**PROBLEM DESCRIPTION:** Return the number of lines holding "vagy", with nothing added.

------ DATA SUPPLIED ------

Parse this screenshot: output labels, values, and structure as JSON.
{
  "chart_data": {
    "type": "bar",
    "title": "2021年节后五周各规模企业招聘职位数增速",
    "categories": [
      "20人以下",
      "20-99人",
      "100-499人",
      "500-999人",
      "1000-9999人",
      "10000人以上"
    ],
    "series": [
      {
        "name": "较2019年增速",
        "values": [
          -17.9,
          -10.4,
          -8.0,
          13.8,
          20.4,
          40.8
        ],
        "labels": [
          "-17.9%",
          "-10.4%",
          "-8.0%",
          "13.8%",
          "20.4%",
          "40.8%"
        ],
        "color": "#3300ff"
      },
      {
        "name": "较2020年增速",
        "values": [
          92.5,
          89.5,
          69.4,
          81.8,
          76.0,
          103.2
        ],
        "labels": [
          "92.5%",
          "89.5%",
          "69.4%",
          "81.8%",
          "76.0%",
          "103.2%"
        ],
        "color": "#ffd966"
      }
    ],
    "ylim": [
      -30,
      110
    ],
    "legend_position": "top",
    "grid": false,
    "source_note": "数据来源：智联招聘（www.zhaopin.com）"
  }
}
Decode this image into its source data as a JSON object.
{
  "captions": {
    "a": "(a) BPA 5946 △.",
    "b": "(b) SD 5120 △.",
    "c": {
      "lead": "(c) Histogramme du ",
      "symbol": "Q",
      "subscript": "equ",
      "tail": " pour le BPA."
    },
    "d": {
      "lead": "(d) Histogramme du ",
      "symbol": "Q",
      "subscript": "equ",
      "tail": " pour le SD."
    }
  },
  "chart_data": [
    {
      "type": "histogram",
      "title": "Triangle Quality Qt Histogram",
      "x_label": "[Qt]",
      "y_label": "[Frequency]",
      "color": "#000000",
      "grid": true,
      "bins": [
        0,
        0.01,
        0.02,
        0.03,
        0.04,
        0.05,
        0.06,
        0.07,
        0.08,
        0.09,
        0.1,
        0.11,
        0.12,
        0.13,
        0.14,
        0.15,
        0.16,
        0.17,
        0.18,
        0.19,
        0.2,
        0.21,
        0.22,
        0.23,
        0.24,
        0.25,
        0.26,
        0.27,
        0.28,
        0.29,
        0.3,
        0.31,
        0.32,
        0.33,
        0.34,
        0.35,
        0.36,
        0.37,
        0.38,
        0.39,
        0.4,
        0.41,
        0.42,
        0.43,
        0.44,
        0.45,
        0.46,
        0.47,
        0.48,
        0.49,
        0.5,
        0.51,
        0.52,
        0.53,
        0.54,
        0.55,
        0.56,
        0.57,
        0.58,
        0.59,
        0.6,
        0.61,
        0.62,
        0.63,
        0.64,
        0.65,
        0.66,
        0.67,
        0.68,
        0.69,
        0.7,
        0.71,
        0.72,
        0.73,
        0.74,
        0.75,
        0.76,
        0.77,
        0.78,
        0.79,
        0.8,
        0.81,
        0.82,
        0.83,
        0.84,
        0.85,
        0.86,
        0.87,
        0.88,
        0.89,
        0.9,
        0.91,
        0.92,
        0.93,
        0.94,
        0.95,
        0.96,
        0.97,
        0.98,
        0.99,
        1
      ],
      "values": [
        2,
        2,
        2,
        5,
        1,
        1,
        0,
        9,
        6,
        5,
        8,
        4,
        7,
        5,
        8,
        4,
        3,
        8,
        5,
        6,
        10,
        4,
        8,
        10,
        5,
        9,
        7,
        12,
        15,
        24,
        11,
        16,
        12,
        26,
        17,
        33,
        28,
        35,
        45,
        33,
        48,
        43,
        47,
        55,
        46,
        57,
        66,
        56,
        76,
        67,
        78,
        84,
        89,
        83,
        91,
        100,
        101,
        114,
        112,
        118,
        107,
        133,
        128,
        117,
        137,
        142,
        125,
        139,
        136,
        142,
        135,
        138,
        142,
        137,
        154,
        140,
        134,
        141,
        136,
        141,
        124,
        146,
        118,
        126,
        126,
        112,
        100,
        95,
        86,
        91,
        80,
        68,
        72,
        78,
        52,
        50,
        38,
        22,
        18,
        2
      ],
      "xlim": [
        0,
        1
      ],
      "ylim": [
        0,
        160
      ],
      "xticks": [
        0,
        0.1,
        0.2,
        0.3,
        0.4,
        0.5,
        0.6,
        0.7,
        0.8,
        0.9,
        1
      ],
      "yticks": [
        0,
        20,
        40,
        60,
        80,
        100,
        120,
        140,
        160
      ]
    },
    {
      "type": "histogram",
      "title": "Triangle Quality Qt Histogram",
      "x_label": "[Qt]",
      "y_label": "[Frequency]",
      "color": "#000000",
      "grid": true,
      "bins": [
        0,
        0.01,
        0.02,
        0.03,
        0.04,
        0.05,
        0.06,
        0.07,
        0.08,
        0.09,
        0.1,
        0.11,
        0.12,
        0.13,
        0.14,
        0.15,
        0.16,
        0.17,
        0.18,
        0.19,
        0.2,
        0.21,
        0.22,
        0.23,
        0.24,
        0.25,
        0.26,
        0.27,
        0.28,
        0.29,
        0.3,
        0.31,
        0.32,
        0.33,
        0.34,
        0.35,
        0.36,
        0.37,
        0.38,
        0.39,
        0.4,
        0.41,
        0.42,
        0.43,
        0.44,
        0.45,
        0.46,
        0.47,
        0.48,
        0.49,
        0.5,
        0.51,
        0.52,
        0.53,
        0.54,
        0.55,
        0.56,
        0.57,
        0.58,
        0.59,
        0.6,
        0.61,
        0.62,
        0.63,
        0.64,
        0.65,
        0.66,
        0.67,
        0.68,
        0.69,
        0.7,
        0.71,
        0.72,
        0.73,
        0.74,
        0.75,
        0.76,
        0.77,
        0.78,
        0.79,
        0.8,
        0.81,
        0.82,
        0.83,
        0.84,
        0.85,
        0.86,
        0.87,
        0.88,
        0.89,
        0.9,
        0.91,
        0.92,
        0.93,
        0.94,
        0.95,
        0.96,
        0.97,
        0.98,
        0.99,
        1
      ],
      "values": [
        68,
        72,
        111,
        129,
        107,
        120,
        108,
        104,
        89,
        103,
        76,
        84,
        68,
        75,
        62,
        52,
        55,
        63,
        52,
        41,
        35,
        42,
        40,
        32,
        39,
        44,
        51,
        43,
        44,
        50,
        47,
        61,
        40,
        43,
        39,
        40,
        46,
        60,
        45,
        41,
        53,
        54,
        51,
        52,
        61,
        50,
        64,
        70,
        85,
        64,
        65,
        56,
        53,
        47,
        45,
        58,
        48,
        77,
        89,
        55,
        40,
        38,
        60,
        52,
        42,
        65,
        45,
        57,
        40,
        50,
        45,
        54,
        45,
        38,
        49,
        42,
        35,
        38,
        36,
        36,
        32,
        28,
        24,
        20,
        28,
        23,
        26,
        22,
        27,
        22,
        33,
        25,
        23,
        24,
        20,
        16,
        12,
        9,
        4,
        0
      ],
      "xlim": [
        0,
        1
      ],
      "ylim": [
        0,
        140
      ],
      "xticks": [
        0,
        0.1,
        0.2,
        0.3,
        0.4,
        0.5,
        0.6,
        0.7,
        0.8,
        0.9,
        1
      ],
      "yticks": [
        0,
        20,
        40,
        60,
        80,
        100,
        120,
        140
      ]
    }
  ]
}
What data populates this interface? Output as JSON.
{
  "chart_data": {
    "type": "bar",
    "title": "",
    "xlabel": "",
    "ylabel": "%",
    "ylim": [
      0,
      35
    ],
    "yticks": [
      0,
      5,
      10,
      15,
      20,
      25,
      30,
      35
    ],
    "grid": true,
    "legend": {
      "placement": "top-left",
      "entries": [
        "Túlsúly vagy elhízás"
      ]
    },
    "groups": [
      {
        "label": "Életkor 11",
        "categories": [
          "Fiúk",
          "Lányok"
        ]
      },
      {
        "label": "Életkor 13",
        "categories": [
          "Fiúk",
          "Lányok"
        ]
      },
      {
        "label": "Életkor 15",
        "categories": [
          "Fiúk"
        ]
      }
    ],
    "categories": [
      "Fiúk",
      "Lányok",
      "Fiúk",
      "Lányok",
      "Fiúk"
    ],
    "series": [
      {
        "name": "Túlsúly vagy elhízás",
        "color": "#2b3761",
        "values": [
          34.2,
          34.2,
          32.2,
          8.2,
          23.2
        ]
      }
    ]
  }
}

------

**FULL OUTPUT:** 2